(Data records)
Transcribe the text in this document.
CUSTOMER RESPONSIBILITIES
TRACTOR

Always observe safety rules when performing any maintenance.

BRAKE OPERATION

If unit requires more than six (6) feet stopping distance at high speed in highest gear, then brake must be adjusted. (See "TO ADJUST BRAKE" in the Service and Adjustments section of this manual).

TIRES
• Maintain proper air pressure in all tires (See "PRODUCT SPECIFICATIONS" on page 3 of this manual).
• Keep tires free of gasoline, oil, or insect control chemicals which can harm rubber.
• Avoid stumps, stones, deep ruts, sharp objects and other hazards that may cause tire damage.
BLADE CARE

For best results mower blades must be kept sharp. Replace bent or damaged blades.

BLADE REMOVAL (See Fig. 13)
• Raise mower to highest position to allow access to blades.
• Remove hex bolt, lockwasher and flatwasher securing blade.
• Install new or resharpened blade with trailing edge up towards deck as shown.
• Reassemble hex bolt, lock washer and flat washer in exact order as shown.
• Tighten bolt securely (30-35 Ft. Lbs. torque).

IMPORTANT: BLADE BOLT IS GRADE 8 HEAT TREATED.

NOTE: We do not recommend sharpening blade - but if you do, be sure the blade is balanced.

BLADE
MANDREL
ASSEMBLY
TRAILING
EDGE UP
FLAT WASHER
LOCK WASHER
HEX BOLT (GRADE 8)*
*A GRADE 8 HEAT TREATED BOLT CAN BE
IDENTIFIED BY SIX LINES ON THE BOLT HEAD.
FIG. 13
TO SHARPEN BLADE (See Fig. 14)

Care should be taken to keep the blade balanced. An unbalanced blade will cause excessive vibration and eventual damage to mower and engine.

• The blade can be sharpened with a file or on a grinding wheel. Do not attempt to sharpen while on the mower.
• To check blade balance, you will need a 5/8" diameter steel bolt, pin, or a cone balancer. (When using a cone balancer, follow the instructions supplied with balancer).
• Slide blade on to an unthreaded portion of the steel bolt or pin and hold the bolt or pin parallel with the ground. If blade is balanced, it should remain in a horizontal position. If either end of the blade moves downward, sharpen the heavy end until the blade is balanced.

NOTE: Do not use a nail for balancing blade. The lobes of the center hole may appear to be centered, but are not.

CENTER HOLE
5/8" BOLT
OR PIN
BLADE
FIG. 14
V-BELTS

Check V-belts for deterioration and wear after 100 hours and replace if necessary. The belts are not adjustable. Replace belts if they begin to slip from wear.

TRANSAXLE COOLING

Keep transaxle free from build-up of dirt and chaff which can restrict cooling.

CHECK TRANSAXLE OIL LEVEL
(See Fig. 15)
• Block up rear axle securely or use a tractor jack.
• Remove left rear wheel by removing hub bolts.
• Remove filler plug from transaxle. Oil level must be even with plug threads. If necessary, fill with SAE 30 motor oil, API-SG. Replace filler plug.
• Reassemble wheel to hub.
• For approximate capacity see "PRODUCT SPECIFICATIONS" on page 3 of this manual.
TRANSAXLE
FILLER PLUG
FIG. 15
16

Exercise directions: Print the records above in full, exactly.

Response:
Transcribe the text in this document.
CUSTOMER RESPONSIBILITIES
TRACTOR

Always observe safety rules when performing any maintenance.

BRAKE OPERATION

If unit requires more than six (6) feet stopping distance at high speed in highest gear, then brake must be adjusted. (See "TO ADJUST BRAKE" in the Service and Adjustments section of this manual).

TIRES
• Maintain proper air pressure in all tires (See "PRODUCT SPECIFICATIONS" on page 3 of this manual).
• Keep tires free of gasoline, oil, or insect control chemicals which can harm rubber.
• Avoid stumps, stones, deep ruts, sharp objects and other hazards that may cause tire damage.
BLADE CARE

For best results mower blades must be kept sharp. Replace bent or damaged blades.

BLADE REMOVAL (See Fig. 13)
• Raise mower to highest position to allow access to blades.
• Remove hex bolt, lockwasher and flatwasher securing blade.
• Install new or resharpened blade with trailing edge up towards deck as shown.
• Reassemble hex bolt, lock washer and flat washer in exact order as shown.
• Tighten bolt securely (30-35 Ft. Lbs. torque).

IMPORTANT: BLADE BOLT IS GRADE 8 HEAT TREATED.

NOTE: We do not recommend sharpening blade - but if you do, be sure the blade is balanced.

BLADE
MANDREL
ASSEMBLY
TRAILING
EDGE UP
FLAT WASHER
LOCK WASHER
HEX BOLT (GRADE 8)*
*A GRADE 8 HEAT TREATED BOLT CAN BE
IDENTIFIED BY SIX LINES ON THE BOLT HEAD.
FIG. 13
TO SHARPEN BLADE (See Fig. 14)

Care should be taken to keep the blade balanced. An unbalanced blade will cause excessive vibration and eventual damage to mower and engine.

• The blade can be sharpened with a file or on a grinding wheel. Do not attempt to sharpen while on the mower.
• To check blade balance, you will need a 5/8" diameter steel bolt, pin, or a cone balancer. (When using a cone balancer, follow the instructions supplied with balancer).
• Slide blade on to an unthreaded portion of the steel bolt or pin and hold the bolt or pin parallel with the ground. If blade is balanced, it should remain in a horizontal position. If either end of the blade moves downward, sharpen the heavy end until the blade is balanced.

NOTE: Do not use a nail for balancing blade. The lobes of the center hole may appear to be centered, but are not.

CENTER HOLE
5/8" BOLT
OR PIN
BLADE
FIG. 14
V-BELTS

Check V-belts for deterioration and wear after 100 hours and replace if necessary. The belts are not adjustable. Replace belts if they begin to slip from wear.

TRANSAXLE COOLING

Keep transaxle free from build-up of dirt and chaff which can restrict cooling.

CHECK TRANSAXLE OIL LEVEL
(See Fig. 15)
• Block up rear axle securely or use a tractor jack.
• Remove left rear wheel by removing hub bolts.
• Remove filler plug from transaxle. Oil level must be even with plug threads. If necessary, fill with SAE 30 motor oil, API-SG. Replace filler plug.
• Reassemble wheel to hub.
• For approximate capacity see "PRODUCT SPECIFICATIONS" on page 3 of this manual.
TRANSAXLE
FILLER PLUG
FIG. 15
16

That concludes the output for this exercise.